▶ _SOURCE MATERIAL_:
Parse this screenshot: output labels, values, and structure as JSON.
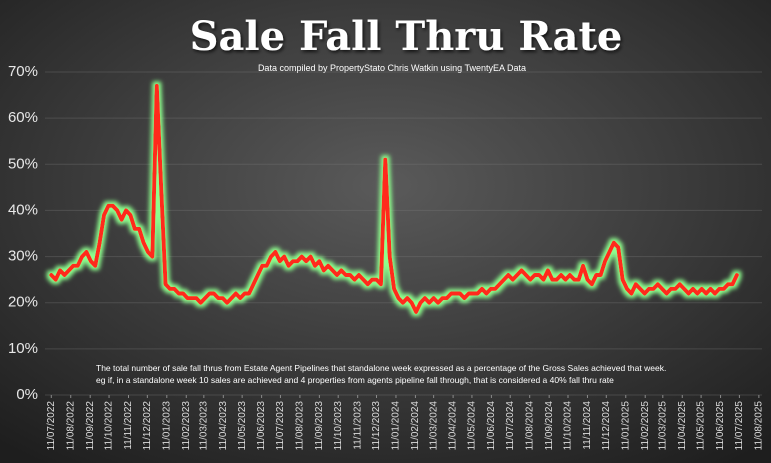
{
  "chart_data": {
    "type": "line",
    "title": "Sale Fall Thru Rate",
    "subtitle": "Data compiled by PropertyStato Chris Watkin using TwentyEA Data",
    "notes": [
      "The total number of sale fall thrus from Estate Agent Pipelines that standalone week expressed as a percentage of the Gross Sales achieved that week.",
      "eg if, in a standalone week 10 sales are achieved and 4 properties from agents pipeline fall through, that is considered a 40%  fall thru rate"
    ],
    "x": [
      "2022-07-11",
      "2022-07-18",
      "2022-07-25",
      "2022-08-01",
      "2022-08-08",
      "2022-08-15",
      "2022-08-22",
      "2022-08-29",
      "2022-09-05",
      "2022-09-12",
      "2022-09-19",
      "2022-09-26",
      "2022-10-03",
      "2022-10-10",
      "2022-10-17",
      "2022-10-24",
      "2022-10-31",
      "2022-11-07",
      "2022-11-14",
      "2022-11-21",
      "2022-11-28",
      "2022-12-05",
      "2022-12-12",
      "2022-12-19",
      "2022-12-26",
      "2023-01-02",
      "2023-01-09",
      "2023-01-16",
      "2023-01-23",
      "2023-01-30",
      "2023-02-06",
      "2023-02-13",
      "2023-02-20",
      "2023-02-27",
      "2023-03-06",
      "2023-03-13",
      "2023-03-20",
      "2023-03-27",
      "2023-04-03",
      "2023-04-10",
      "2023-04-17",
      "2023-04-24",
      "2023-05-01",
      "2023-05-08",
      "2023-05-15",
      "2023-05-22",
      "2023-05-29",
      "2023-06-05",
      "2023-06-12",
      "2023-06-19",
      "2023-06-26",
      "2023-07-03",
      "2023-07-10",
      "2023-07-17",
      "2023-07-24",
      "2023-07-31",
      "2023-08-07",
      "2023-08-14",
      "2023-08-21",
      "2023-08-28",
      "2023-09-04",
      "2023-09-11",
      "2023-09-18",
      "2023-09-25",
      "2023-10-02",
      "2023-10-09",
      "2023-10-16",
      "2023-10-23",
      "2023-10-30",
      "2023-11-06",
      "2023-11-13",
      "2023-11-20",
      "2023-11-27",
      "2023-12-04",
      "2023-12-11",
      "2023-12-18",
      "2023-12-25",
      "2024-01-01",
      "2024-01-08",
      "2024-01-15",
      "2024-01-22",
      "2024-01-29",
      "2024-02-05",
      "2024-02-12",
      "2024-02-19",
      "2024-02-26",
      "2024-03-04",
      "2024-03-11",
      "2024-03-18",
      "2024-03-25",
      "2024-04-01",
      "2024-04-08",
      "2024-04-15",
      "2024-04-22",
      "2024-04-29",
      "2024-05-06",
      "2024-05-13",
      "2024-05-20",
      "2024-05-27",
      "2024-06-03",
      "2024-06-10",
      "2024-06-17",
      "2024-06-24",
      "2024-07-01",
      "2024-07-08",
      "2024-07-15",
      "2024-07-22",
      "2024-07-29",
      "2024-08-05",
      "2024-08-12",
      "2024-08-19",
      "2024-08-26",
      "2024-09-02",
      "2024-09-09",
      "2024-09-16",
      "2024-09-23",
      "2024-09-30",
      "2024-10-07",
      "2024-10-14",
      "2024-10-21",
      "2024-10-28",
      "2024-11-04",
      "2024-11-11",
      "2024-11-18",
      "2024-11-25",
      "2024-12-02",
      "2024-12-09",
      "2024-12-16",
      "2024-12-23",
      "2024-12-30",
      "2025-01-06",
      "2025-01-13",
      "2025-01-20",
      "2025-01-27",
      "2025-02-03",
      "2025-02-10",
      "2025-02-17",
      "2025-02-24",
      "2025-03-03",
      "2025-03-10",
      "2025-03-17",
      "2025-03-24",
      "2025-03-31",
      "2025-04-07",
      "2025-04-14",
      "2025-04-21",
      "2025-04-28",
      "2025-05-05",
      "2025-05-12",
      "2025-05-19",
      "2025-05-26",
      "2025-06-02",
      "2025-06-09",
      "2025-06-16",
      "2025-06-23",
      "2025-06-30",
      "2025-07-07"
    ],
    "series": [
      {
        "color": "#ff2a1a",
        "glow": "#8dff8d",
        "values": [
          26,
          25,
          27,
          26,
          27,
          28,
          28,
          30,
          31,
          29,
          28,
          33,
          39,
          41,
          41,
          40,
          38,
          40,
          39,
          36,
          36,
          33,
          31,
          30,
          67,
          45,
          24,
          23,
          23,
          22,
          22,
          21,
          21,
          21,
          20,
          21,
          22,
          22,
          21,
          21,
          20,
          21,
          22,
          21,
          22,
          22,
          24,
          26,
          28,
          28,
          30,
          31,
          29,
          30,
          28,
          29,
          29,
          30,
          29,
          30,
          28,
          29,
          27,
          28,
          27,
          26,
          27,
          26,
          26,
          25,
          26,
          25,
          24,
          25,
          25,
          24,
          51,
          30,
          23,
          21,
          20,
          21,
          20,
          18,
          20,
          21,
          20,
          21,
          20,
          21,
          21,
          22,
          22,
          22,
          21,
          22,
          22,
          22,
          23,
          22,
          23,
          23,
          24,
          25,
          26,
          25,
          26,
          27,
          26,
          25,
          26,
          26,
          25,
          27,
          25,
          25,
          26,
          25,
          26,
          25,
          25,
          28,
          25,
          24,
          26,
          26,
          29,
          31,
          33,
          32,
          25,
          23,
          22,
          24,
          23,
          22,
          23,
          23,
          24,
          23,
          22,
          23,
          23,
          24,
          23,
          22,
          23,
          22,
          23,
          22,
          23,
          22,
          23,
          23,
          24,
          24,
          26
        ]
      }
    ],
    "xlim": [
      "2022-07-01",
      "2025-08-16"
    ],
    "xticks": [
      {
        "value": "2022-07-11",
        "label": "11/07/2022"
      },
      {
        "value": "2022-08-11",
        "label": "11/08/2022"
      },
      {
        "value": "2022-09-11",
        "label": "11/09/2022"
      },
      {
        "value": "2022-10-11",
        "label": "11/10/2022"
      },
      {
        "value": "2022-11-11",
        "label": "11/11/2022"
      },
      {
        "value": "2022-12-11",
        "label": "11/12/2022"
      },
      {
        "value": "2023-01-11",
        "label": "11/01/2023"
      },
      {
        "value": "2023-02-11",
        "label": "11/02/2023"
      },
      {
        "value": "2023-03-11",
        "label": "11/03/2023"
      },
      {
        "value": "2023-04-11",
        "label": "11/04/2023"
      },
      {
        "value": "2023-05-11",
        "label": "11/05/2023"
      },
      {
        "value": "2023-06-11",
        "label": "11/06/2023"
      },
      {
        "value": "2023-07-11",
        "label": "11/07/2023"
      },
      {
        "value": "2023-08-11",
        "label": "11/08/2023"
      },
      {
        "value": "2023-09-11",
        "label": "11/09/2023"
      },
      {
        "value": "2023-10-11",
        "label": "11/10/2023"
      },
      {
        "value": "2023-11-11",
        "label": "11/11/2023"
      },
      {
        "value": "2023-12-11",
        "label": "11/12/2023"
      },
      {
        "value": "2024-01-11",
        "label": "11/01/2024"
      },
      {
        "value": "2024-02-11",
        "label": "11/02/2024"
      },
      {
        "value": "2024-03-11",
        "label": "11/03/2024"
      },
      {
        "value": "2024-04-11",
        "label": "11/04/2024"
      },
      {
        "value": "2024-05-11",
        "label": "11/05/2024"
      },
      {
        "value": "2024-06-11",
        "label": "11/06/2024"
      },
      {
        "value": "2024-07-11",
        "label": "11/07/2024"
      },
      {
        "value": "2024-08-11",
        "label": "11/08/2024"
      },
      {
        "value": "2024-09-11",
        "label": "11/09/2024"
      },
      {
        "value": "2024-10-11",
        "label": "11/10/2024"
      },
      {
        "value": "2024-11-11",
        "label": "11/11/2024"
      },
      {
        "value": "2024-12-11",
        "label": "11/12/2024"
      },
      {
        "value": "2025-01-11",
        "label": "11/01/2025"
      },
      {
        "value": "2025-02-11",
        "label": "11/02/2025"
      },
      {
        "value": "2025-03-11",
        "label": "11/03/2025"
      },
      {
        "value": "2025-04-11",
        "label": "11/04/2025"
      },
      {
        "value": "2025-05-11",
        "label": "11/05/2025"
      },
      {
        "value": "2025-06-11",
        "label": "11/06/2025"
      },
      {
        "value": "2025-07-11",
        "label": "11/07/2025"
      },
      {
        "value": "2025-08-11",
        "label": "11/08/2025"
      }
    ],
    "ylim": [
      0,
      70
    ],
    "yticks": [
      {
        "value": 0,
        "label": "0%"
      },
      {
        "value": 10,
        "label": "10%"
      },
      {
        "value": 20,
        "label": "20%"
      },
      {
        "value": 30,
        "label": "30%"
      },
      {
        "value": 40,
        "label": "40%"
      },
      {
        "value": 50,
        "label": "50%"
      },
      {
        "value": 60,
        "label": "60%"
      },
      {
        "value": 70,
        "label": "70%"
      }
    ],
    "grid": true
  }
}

▶ _TASK INSTRUCTIONS_:
Copy out every line from the records that has the word "achieved".

▶ _ANSWER TO THIS TASK_:
      "The total number of sale fall thrus from Estate Agent Pipelines that standalone week expressed as a percentage of the Gross Sales achieved that week.",
      "eg if, in a standalone week 10 sales are achieved and 4 properties from agents pipeline fall through, that is considered a 40%  fall thru rate"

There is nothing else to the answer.